▶ _Work to do_
Scan the data that follows and count the lines with the string "object"; answer with the count alone.

▶ _Data provided_
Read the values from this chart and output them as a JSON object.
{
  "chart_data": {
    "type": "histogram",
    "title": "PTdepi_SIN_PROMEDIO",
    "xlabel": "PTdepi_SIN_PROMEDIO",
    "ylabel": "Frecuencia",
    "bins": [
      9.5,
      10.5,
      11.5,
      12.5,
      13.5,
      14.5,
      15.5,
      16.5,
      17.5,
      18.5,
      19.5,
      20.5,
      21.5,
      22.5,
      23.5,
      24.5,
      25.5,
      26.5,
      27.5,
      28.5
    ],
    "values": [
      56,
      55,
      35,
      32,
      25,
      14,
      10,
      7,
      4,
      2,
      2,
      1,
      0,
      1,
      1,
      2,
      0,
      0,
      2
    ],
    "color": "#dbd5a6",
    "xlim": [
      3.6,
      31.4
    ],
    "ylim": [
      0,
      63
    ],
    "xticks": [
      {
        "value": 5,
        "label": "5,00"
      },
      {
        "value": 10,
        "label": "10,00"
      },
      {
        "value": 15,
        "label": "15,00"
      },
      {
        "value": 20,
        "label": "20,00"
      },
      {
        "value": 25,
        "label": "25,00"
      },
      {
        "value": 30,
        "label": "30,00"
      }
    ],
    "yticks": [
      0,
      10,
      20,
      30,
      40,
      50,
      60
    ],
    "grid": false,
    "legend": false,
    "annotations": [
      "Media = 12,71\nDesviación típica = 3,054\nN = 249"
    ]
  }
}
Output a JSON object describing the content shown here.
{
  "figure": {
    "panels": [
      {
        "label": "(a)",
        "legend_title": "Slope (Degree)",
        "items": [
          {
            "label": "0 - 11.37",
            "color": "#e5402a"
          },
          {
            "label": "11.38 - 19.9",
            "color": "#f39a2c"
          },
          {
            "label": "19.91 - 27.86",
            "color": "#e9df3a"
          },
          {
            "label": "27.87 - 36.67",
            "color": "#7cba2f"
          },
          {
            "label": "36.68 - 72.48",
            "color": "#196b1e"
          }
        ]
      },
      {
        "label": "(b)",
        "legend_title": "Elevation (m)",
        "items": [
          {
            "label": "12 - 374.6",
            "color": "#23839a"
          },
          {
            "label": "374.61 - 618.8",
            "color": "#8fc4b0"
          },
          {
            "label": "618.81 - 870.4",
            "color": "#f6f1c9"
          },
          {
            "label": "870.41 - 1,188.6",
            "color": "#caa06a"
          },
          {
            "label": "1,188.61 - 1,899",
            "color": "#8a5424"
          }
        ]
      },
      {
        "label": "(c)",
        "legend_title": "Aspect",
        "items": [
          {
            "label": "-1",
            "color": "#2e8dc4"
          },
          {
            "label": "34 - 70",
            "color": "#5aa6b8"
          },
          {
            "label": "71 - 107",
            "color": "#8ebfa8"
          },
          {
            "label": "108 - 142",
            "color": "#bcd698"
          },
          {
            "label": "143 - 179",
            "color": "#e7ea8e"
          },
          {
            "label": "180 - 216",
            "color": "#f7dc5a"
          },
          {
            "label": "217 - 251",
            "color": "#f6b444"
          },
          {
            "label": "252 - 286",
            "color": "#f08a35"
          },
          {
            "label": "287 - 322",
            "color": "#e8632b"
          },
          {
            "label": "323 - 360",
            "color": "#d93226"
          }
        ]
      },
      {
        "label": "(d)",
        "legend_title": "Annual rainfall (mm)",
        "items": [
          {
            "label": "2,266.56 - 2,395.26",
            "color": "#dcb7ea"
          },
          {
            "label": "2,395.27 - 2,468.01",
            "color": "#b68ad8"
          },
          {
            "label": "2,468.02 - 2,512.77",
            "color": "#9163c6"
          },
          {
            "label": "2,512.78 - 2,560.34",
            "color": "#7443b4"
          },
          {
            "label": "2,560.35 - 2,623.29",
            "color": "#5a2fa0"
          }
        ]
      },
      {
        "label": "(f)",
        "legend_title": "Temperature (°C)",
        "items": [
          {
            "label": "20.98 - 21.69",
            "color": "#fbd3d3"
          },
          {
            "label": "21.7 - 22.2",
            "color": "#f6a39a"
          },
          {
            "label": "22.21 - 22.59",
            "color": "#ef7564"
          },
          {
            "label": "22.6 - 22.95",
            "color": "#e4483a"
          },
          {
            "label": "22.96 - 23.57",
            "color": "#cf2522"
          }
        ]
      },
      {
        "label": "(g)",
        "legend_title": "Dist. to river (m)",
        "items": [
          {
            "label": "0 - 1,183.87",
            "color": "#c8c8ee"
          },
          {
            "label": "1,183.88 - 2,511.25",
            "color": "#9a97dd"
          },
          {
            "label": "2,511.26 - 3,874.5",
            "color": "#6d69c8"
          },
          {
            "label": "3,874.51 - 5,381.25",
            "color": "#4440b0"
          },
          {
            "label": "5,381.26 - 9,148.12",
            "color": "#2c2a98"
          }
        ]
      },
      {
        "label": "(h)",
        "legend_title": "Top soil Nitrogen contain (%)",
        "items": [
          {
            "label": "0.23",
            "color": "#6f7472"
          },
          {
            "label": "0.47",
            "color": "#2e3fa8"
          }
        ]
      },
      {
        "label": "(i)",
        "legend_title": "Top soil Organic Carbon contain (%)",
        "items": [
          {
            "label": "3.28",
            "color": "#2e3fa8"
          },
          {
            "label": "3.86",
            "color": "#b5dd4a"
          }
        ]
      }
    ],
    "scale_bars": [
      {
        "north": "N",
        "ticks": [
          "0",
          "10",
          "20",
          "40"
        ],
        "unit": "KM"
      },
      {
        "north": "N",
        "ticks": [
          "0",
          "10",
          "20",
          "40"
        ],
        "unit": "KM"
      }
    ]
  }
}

▶ _Final answer_
2